Given task:
Write out the records that appear below, verbatim and complete, but without pictures.

Saved entries
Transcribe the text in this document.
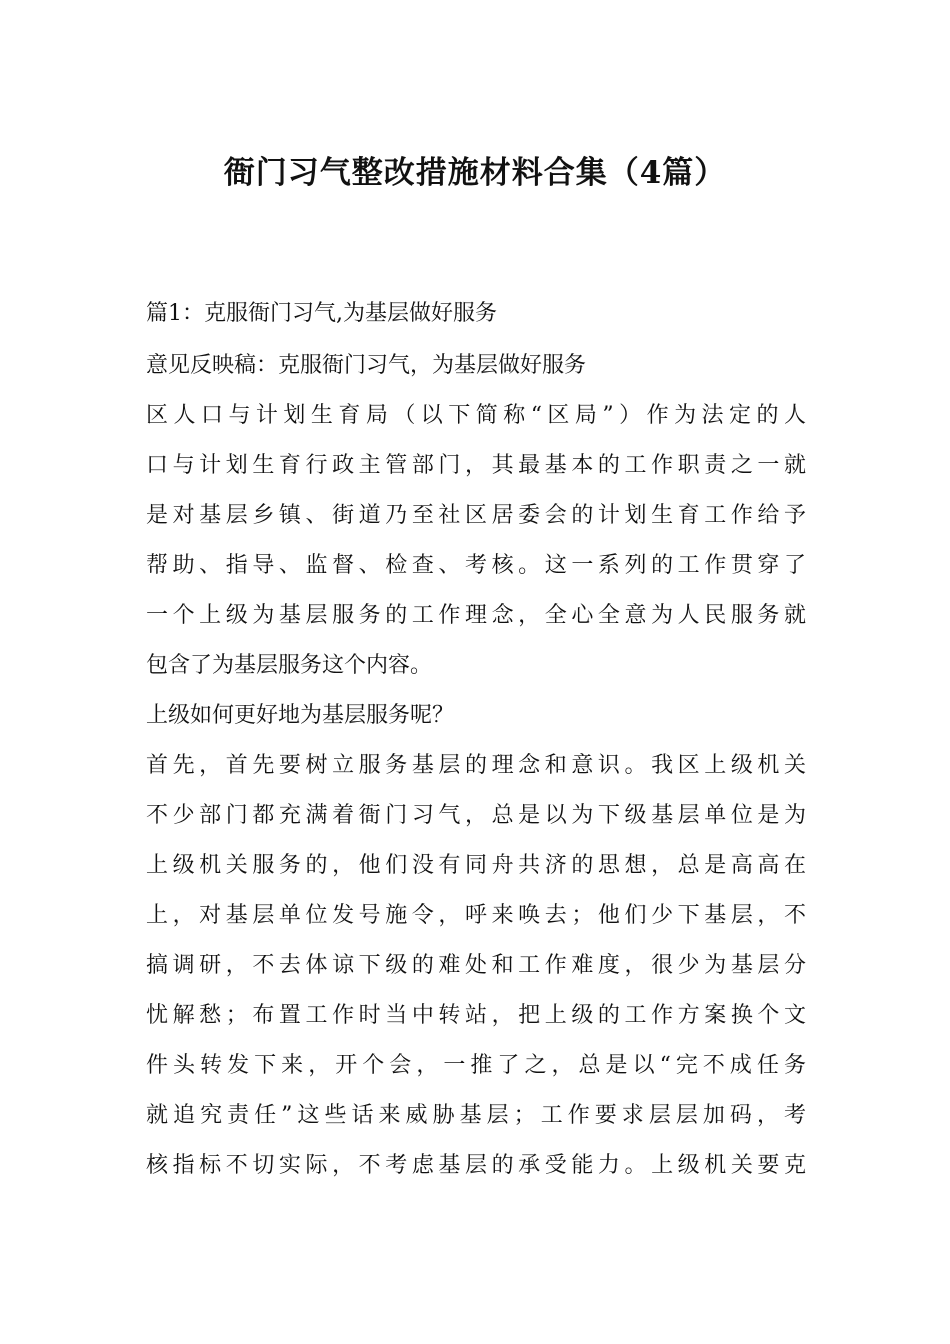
衙门习气整改措施材料合集（4篇）
篇1：克服衙门习气,为基层做好服务
意见反映稿：克服衙门习气，为基层做好服务
区人口与计划生育局（以下简称“区局”）作为法定的人
口与计划生育行政主管部门，其最基本的工作职责之一就
是对基层乡镇、街道乃至社区居委会的计划生育工作给予
帮助、指导、监督、检查、考核。这一系列的工作贯穿了
一个上级为基层服务的工作理念，全心全意为人民服务就
包含了为基层服务这个内容。
上级如何更好地为基层服务呢？
首先，首先要树立服务基层的理念和意识。我区上级机关
不少部门都充满着衙门习气，总是以为下级基层单位是为
上级机关服务的，他们没有同舟共济的思想，总是高高在
上，对基层单位发号施令，呼来唤去；他们少下基层，不
搞调研，不去体谅下级的难处和工作难度，很少为基层分
忧解愁；布置工作时当中转站，把上级的工作方案换个文
件头转发下来，开个会，一推了之，总是以“完不成任务
就追究责任”这些话来威胁基层；工作要求层层加码，考
核指标不切实际，不考虑基层的承受能力。上级机关要克
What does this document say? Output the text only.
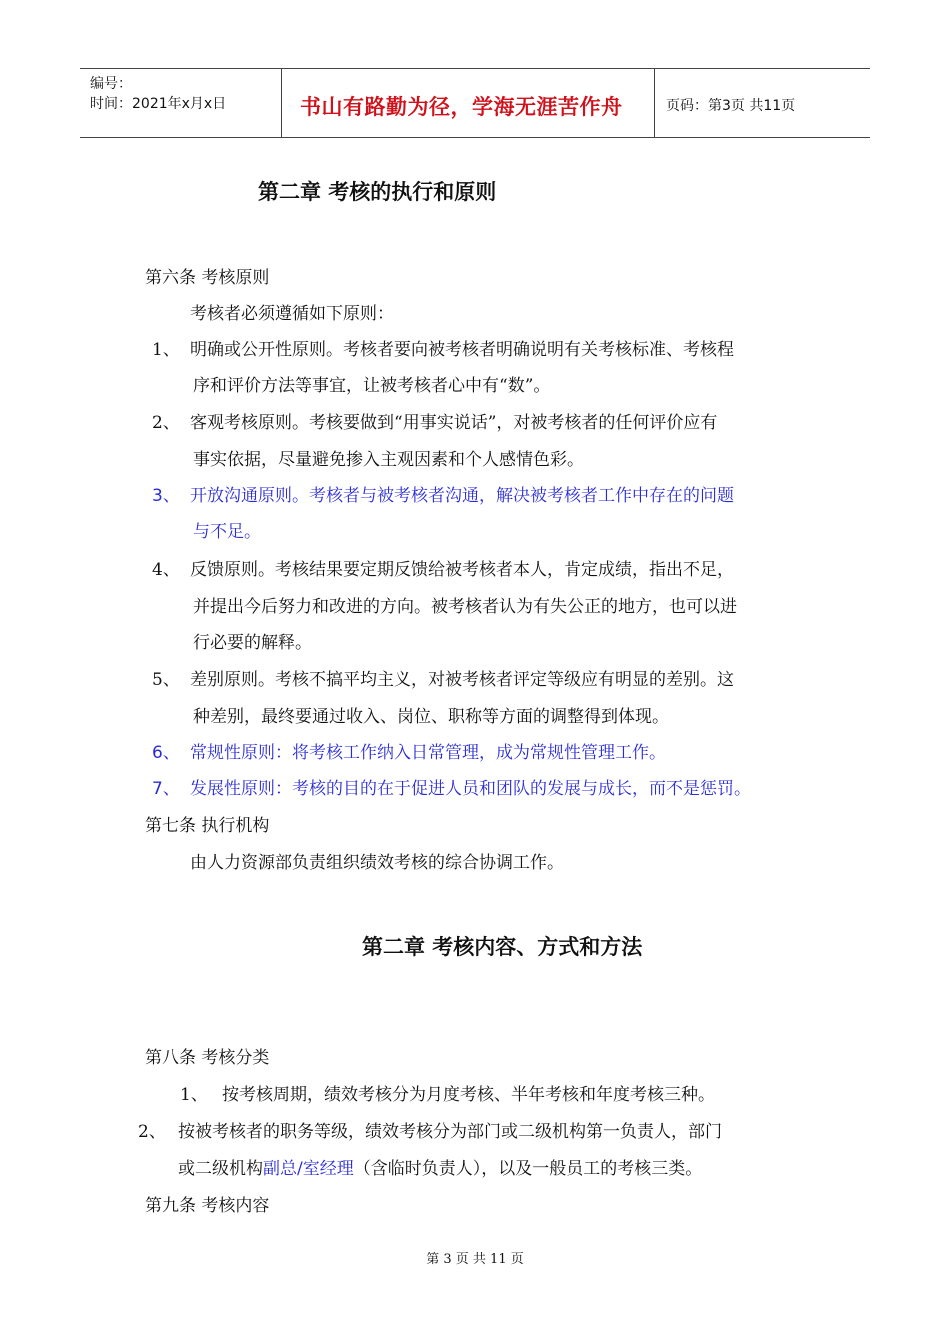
编号：
时间：2021年x月x日	书山有路勤为径，学海无涯苦作舟	页码：第3页 共11页
第二章 考核的执行和原则
第六条 考核原则
考核者必须遵循如下原则：
1、 明确或公开性原则。考核者要向被考核者明确说明有关考核标准、考核程
序和评价方法等事宜，让被考核者心中有“数”。
2、 客观考核原则。考核要做到“用事实说话”，对被考核者的任何评价应有
事实依据，尽量避免掺入主观因素和个人感情色彩。
3、 开放沟通原则。考核者与被考核者沟通，解决被考核者工作中存在的问题
与不足。
4、 反馈原则。考核结果要定期反馈给被考核者本人，肯定成绩，指出不足，
并提出今后努力和改进的方向。被考核者认为有失公正的地方，也可以进
行必要的解释。
5、 差别原则。考核不搞平均主义，对被考核者评定等级应有明显的差别。这
种差别，最终要通过收入、岗位、职称等方面的调整得到体现。
6、 常规性原则：将考核工作纳入日常管理，成为常规性管理工作。
7、 发展性原则：考核的目的在于促进人员和团队的发展与成长，而不是惩罚。
第七条 执行机构
由人力资源部负责组织绩效考核的综合协调工作。
第二章 考核内容、方式和方法
第八条 考核分类
1、 按考核周期，绩效考核分为月度考核、半年考核和年度考核三种。
2、 按被考核者的职务等级，绩效考核分为部门或二级机构第一负责人，部门
或二级机构副总/室经理（含临时负责人），以及一般员工的考核三类。
第九条 考核内容
第 3 页 共 11 页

Written answer:
Transcribe the text in this document.
衙门习气整改措施材料合集（4篇）
篇1：克服衙门习气,为基层做好服务
意见反映稿：克服衙门习气，为基层做好服务
区人口与计划生育局（以下简称“区局”）作为法定的人
口与计划生育行政主管部门，其最基本的工作职责之一就
是对基层乡镇、街道乃至社区居委会的计划生育工作给予
帮助、指导、监督、检查、考核。这一系列的工作贯穿了
一个上级为基层服务的工作理念，全心全意为人民服务就
包含了为基层服务这个内容。
上级如何更好地为基层服务呢？
首先，首先要树立服务基层的理念和意识。我区上级机关
不少部门都充满着衙门习气，总是以为下级基层单位是为
上级机关服务的，他们没有同舟共济的思想，总是高高在
上，对基层单位发号施令，呼来唤去；他们少下基层，不
搞调研，不去体谅下级的难处和工作难度，很少为基层分
忧解愁；布置工作时当中转站，把上级的工作方案换个文
件头转发下来，开个会，一推了之，总是以“完不成任务
就追究责任”这些话来威胁基层；工作要求层层加码，考
核指标不切实际，不考虑基层的承受能力。上级机关要克
What does this document say? Output the text only.
编号：
时间：2021年x月x日	书山有路勤为径，学海无涯苦作舟	页码：第3页 共11页
第二章 考核的执行和原则
第六条 考核原则
考核者必须遵循如下原则：
1、 明确或公开性原则。考核者要向被考核者明确说明有关考核标准、考核程
序和评价方法等事宜，让被考核者心中有“数”。
2、 客观考核原则。考核要做到“用事实说话”，对被考核者的任何评价应有
事实依据，尽量避免掺入主观因素和个人感情色彩。
3、 开放沟通原则。考核者与被考核者沟通，解决被考核者工作中存在的问题
与不足。
4、 反馈原则。考核结果要定期反馈给被考核者本人，肯定成绩，指出不足，
并提出今后努力和改进的方向。被考核者认为有失公正的地方，也可以进
行必要的解释。
5、 差别原则。考核不搞平均主义，对被考核者评定等级应有明显的差别。这
种差别，最终要通过收入、岗位、职称等方面的调整得到体现。
6、 常规性原则：将考核工作纳入日常管理，成为常规性管理工作。
7、 发展性原则：考核的目的在于促进人员和团队的发展与成长，而不是惩罚。
第七条 执行机构
由人力资源部负责组织绩效考核的综合协调工作。
第二章 考核内容、方式和方法
第八条 考核分类
1、 按考核周期，绩效考核分为月度考核、半年考核和年度考核三种。
2、 按被考核者的职务等级，绩效考核分为部门或二级机构第一负责人，部门
或二级机构副总/室经理（含临时负责人），以及一般员工的考核三类。
第九条 考核内容
第 3 页 共 11 页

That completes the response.